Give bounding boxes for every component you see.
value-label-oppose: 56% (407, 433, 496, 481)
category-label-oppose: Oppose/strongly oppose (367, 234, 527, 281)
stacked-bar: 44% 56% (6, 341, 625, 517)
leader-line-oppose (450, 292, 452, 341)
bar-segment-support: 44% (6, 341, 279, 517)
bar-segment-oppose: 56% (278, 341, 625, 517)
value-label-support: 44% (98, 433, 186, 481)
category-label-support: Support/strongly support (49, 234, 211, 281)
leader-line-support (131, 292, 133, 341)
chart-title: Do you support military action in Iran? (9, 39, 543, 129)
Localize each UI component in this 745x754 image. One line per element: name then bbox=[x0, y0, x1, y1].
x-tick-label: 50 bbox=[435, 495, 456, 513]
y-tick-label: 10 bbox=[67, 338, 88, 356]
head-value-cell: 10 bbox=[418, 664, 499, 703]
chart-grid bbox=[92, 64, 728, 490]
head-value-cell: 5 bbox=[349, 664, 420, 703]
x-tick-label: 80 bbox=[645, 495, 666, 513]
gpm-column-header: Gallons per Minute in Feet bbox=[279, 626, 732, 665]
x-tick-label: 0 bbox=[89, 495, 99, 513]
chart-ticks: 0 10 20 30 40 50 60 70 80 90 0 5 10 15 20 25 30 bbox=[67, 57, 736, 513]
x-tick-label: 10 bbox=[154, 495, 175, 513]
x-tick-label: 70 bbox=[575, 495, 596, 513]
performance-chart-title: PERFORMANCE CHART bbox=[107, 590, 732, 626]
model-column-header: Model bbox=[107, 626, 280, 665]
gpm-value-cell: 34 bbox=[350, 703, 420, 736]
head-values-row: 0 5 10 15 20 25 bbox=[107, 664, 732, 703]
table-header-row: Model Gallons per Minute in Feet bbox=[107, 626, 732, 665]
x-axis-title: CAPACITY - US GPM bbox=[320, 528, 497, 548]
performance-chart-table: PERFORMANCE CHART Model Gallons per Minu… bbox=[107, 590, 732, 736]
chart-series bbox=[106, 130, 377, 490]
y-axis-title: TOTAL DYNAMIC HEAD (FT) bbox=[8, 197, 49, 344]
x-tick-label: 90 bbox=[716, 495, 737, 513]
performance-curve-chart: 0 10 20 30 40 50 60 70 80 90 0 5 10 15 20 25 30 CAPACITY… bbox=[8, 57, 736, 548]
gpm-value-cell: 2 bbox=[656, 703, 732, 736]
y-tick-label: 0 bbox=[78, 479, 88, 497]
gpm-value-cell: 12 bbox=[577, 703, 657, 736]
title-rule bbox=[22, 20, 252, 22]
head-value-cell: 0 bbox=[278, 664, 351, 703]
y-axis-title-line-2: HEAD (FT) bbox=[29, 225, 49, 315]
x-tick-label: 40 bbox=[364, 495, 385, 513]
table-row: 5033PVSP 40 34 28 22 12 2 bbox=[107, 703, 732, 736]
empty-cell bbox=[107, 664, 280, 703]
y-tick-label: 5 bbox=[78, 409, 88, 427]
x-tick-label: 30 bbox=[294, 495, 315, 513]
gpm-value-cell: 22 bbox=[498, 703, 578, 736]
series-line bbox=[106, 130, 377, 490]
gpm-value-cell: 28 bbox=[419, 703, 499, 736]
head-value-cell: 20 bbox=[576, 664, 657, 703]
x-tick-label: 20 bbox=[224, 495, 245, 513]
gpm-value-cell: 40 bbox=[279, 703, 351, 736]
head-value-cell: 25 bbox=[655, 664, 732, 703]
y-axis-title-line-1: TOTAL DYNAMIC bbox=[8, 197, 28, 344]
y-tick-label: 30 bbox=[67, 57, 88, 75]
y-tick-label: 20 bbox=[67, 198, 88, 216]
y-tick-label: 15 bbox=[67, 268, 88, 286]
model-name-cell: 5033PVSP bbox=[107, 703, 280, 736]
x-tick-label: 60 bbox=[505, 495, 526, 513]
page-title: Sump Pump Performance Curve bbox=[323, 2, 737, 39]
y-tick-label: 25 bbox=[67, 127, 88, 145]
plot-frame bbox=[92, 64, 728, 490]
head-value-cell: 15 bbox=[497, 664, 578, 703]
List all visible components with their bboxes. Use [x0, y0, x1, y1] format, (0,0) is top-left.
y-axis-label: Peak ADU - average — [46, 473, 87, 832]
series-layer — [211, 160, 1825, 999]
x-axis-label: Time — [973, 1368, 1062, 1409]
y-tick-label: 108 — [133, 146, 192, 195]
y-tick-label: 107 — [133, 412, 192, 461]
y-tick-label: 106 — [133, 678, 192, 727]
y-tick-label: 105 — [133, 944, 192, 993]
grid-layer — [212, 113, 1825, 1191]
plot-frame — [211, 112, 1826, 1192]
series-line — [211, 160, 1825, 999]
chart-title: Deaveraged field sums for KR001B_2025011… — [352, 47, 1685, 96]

*What is required*
Please copy every entry above, reproducing each line exactly with nothing changed.

*Task result*
Give bounding boxes for every component you see.
value-label-oppose: 56% (407, 433, 496, 481)
category-label-oppose: Oppose/strongly oppose (367, 234, 527, 281)
stacked-bar: 44% 56% (6, 341, 625, 517)
leader-line-oppose (450, 292, 452, 341)
bar-segment-support: 44% (6, 341, 279, 517)
bar-segment-oppose: 56% (278, 341, 625, 517)
value-label-support: 44% (98, 433, 186, 481)
category-label-support: Support/strongly support (49, 234, 211, 281)
leader-line-support (131, 292, 133, 341)
chart-title: Do you support military action in Iran? (9, 39, 543, 129)
Localize each UI component in this 745x754 image. One line per element: name then bbox=[x0, y0, x1, y1].
x-tick-label: 50 bbox=[435, 495, 456, 513]
y-tick-label: 10 bbox=[67, 338, 88, 356]
head-value-cell: 10 bbox=[418, 664, 499, 703]
chart-grid bbox=[92, 64, 728, 490]
head-value-cell: 5 bbox=[349, 664, 420, 703]
x-tick-label: 80 bbox=[645, 495, 666, 513]
gpm-column-header: Gallons per Minute in Feet bbox=[279, 626, 732, 665]
x-tick-label: 0 bbox=[89, 495, 99, 513]
chart-ticks: 0 10 20 30 40 50 60 70 80 90 0 5 10 15 20 25 30 bbox=[67, 57, 736, 513]
x-tick-label: 10 bbox=[154, 495, 175, 513]
x-tick-label: 70 bbox=[575, 495, 596, 513]
performance-chart-title: PERFORMANCE CHART bbox=[107, 590, 732, 626]
model-column-header: Model bbox=[107, 626, 280, 665]
gpm-value-cell: 34 bbox=[350, 703, 420, 736]
head-values-row: 0 5 10 15 20 25 bbox=[107, 664, 732, 703]
table-header-row: Model Gallons per Minute in Feet bbox=[107, 626, 732, 665]
x-axis-title: CAPACITY - US GPM bbox=[320, 528, 497, 548]
performance-chart-table: PERFORMANCE CHART Model Gallons per Minu… bbox=[107, 590, 732, 736]
chart-series bbox=[106, 130, 377, 490]
y-axis-title: TOTAL DYNAMIC HEAD (FT) bbox=[8, 197, 49, 344]
x-tick-label: 90 bbox=[716, 495, 737, 513]
performance-curve-chart: 0 10 20 30 40 50 60 70 80 90 0 5 10 15 20 25 30 CAPACITY… bbox=[8, 57, 736, 548]
gpm-value-cell: 2 bbox=[656, 703, 732, 736]
y-tick-label: 0 bbox=[78, 479, 88, 497]
gpm-value-cell: 12 bbox=[577, 703, 657, 736]
title-rule bbox=[22, 20, 252, 22]
head-value-cell: 0 bbox=[278, 664, 351, 703]
y-axis-title-line-2: HEAD (FT) bbox=[29, 225, 49, 315]
x-tick-label: 40 bbox=[364, 495, 385, 513]
table-row: 5033PVSP 40 34 28 22 12 2 bbox=[107, 703, 732, 736]
empty-cell bbox=[107, 664, 280, 703]
y-tick-label: 5 bbox=[78, 409, 88, 427]
x-tick-label: 30 bbox=[294, 495, 315, 513]
gpm-value-cell: 22 bbox=[498, 703, 578, 736]
series-line bbox=[106, 130, 377, 490]
gpm-value-cell: 28 bbox=[419, 703, 499, 736]
head-value-cell: 20 bbox=[576, 664, 657, 703]
x-tick-label: 20 bbox=[224, 495, 245, 513]
gpm-value-cell: 40 bbox=[279, 703, 351, 736]
head-value-cell: 25 bbox=[655, 664, 732, 703]
y-axis-title-line-1: TOTAL DYNAMIC bbox=[8, 197, 28, 344]
y-tick-label: 30 bbox=[67, 57, 88, 75]
y-tick-label: 20 bbox=[67, 198, 88, 216]
y-tick-label: 15 bbox=[67, 268, 88, 286]
model-name-cell: 5033PVSP bbox=[107, 703, 280, 736]
x-tick-label: 60 bbox=[505, 495, 526, 513]
page-title: Sump Pump Performance Curve bbox=[323, 2, 737, 39]
y-tick-label: 25 bbox=[67, 127, 88, 145]
plot-frame bbox=[92, 64, 728, 490]
head-value-cell: 15 bbox=[497, 664, 578, 703]
List all visible components with their bboxes. Use [x0, y0, x1, y1] format, (0,0) is top-left.
y-axis-label: Peak ADU - average — [46, 473, 87, 832]
series-layer — [211, 160, 1825, 999]
x-axis-label: Time — [973, 1368, 1062, 1409]
y-tick-label: 108 — [133, 146, 192, 195]
y-tick-label: 107 — [133, 412, 192, 461]
y-tick-label: 106 — [133, 678, 192, 727]
y-tick-label: 105 — [133, 944, 192, 993]
grid-layer — [212, 113, 1825, 1191]
plot-frame — [211, 112, 1826, 1192]
series-line — [211, 160, 1825, 999]
chart-title: Deaveraged field sums for KR001B_2025011… — [352, 47, 1685, 96]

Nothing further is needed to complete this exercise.